- Task prompt -
Return all lines below containing the word "bracket".

(Figure dataset records)

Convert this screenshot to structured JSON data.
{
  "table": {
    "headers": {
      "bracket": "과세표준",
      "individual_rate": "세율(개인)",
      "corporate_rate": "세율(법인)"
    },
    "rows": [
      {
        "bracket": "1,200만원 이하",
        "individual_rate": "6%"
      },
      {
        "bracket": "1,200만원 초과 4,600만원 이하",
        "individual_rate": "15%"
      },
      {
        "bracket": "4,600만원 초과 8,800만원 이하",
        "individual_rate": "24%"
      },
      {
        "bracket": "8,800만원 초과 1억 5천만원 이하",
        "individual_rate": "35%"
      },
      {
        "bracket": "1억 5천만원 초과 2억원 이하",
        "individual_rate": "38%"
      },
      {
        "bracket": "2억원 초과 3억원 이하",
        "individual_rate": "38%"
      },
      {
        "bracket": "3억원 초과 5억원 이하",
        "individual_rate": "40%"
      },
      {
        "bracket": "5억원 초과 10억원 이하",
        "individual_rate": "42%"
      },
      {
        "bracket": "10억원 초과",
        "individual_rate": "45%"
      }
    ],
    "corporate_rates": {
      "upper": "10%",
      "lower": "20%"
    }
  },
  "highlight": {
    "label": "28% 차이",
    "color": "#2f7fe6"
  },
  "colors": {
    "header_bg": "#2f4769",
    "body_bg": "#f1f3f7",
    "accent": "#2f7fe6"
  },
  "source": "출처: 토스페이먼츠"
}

- Result of this exercise -
      "bracket": "과세표준",
        "bracket": "1,200만원 이하",
        "bracket": "1,200만원 초과 4,600만원 이하",
        "bracket": "4,600만원 초과 8,800만원 이하",
        "bracket": "8,800만원 초과 1억 5천만원 이하",
        "bracket": "1억 5천만원 초과 2억원 이하",
        "bracket": "2억원 초과 3억원 이하",
        "bracket": "3억원 초과 5억원 이하",
        "bracket": "5억원 초과 10억원 이하",
        "bracket": "10억원 초과",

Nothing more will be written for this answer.